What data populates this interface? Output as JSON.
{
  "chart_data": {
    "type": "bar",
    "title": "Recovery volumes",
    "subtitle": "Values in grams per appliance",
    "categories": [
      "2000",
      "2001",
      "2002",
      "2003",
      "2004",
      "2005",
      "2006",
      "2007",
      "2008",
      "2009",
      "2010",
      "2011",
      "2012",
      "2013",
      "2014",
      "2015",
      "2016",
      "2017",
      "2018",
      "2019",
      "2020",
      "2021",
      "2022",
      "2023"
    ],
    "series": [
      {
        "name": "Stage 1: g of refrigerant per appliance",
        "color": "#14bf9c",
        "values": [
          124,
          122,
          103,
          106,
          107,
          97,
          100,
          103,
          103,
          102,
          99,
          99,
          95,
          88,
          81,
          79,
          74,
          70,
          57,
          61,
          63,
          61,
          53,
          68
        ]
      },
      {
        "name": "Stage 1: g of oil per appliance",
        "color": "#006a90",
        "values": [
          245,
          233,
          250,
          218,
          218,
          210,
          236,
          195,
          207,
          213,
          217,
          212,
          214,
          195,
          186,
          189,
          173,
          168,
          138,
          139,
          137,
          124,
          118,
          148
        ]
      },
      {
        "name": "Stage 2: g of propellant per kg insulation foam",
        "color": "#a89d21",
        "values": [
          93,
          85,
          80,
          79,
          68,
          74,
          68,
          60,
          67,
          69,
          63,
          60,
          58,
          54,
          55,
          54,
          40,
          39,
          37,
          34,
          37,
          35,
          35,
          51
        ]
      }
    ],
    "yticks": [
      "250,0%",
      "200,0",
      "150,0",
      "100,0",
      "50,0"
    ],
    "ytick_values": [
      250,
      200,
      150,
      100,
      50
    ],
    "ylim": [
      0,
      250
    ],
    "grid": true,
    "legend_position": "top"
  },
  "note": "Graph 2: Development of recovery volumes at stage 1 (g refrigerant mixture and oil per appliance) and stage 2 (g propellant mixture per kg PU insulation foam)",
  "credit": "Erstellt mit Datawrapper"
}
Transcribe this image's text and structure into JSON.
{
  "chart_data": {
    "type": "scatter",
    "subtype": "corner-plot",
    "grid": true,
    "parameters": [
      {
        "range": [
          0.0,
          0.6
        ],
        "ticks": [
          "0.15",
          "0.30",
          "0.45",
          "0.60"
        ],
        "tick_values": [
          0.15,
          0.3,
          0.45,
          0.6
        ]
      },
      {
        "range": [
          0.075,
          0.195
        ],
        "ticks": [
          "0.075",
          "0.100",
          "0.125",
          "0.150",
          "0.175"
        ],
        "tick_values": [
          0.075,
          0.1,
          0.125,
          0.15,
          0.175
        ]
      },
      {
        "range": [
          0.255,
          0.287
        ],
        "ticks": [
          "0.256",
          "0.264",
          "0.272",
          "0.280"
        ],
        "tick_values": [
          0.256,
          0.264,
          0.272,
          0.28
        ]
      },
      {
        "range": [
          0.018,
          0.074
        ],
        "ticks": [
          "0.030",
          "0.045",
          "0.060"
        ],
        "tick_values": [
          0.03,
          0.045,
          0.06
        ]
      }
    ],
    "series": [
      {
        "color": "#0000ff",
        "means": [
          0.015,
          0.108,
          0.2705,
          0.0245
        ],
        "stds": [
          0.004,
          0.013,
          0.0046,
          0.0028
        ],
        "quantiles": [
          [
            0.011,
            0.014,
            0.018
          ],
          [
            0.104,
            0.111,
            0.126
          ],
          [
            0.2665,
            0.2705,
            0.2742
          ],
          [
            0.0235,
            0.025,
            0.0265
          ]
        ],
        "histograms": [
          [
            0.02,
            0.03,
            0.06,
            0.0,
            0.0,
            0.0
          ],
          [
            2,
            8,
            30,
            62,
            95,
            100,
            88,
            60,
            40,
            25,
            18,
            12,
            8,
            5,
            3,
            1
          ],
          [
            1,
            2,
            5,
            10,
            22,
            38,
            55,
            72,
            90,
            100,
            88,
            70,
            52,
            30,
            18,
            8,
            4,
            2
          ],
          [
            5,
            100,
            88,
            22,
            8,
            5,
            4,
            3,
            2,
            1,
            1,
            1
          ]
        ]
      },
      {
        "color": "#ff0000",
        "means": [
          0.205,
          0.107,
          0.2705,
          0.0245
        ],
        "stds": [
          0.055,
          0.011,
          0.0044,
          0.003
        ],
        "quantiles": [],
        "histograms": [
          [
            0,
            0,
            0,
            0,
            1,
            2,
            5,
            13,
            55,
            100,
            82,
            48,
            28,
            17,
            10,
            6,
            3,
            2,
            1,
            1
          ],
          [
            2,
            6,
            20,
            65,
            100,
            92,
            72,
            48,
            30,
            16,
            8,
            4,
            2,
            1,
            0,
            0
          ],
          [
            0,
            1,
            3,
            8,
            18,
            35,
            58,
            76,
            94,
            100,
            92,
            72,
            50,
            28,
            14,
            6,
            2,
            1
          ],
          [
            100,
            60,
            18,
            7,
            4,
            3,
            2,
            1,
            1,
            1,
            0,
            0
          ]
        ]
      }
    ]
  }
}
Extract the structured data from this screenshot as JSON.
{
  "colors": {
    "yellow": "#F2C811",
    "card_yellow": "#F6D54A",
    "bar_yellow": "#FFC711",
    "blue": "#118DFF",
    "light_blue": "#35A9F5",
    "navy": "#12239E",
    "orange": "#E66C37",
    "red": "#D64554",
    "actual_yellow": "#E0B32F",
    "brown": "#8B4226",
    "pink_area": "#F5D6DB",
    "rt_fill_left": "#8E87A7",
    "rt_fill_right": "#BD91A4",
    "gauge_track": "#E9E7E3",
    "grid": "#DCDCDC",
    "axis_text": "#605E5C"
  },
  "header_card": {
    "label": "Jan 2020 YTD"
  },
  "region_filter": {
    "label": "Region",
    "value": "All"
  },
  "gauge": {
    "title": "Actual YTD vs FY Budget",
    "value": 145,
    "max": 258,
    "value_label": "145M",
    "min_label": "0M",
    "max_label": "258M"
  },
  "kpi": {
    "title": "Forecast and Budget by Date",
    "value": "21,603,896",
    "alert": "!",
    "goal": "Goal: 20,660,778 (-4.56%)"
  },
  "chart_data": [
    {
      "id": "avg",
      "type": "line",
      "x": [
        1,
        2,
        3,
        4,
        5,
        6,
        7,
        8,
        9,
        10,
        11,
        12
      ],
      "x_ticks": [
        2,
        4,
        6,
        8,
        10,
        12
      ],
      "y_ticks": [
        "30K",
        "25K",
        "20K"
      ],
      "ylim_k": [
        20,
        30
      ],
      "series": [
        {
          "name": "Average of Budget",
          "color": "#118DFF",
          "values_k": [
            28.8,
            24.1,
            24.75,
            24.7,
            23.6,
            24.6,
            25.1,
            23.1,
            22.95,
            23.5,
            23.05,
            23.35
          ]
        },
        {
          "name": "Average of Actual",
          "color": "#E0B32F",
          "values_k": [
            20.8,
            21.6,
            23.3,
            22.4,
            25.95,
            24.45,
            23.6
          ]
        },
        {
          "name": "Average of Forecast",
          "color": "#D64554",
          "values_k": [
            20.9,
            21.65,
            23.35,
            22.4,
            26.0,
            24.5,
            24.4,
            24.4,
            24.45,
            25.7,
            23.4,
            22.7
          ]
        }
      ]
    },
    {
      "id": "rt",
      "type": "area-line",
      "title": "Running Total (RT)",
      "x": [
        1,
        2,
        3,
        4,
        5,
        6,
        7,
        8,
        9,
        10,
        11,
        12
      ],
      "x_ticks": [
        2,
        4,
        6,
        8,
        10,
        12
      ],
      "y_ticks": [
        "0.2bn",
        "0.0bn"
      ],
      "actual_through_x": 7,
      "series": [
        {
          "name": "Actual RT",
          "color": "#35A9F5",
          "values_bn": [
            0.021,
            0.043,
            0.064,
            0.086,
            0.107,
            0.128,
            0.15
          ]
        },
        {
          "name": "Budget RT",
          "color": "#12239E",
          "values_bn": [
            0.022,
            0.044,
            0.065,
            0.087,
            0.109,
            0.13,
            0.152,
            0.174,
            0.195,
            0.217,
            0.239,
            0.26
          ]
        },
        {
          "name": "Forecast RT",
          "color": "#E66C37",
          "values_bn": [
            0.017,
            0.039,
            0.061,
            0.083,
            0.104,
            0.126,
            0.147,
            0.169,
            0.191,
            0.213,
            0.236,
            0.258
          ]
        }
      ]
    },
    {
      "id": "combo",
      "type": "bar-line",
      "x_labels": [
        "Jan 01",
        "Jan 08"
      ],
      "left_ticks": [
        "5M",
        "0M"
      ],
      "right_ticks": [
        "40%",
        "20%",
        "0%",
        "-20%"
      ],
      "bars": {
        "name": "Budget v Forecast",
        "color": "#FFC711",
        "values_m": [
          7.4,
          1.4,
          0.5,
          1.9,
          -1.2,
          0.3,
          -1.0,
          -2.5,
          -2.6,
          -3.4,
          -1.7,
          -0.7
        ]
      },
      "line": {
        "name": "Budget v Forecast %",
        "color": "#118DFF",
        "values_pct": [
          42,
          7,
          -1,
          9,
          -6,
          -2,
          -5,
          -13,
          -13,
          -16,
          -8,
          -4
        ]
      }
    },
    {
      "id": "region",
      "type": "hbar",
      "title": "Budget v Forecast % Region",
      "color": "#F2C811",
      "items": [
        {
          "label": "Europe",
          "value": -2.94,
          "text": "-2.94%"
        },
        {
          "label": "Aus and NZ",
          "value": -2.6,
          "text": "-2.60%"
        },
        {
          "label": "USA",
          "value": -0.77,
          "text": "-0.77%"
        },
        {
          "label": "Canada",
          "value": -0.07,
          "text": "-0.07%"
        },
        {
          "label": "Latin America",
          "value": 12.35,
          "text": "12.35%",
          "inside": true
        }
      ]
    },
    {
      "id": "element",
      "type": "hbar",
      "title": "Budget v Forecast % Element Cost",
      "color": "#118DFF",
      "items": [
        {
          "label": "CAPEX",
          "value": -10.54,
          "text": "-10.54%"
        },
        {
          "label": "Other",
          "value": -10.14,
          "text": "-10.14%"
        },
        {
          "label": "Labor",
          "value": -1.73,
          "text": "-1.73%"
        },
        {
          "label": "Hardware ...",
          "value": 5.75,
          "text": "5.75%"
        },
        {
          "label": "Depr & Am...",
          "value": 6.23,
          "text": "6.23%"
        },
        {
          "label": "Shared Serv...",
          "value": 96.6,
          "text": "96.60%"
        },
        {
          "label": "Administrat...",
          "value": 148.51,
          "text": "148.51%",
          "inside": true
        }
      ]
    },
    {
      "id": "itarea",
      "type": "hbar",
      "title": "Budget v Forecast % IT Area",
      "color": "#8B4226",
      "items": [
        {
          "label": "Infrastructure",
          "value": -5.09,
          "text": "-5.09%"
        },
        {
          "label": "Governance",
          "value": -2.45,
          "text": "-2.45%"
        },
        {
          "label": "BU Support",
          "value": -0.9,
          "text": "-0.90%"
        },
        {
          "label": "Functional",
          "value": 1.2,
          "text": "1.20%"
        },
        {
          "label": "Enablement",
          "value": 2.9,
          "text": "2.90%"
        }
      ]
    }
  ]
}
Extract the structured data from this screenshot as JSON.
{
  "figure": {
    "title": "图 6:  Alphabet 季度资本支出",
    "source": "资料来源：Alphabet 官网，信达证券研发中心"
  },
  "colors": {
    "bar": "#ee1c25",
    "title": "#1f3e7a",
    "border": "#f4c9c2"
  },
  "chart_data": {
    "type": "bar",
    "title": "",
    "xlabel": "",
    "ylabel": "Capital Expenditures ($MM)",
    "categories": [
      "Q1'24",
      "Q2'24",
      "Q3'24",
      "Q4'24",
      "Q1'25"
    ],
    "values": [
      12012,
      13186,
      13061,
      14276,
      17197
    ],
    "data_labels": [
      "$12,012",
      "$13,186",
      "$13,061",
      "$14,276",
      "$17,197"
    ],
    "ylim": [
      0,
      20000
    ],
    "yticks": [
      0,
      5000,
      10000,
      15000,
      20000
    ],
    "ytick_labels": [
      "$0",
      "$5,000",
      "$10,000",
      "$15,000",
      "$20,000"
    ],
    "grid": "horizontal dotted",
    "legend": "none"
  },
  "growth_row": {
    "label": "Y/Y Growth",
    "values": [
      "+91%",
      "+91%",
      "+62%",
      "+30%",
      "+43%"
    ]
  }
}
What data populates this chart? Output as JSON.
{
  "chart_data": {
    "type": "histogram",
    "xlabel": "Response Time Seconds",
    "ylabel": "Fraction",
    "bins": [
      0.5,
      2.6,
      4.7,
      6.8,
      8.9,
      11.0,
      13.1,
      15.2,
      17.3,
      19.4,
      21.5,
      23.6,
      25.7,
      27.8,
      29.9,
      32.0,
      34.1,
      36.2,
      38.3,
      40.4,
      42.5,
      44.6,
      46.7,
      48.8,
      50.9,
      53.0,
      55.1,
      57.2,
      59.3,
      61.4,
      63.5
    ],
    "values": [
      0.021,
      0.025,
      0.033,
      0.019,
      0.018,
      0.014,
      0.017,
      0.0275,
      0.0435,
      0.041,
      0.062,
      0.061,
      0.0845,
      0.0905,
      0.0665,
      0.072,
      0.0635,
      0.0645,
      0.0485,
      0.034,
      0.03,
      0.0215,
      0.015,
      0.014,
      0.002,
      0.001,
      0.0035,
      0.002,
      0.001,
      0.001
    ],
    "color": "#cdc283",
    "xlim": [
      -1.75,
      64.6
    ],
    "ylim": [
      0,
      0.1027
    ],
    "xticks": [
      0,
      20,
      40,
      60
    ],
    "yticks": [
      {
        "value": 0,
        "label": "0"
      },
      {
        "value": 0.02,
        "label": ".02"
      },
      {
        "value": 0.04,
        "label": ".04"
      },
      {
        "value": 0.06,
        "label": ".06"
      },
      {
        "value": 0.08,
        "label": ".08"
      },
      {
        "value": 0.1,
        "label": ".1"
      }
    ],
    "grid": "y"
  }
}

--

• Exercise: From the listing above, copy every line that includes the word "appliance".

• Full output:
    "subtitle": "Values in grams per appliance",
        "name": "Stage 1: g of refrigerant per appliance",
        "name": "Stage 1: g of oil per appliance",
  "note": "Graph 2: Development of recovery volumes at stage 1 (g refrigerant mixture and oil per appliance) and stage 2 (g propellant mixture per kg PU insulation foam)",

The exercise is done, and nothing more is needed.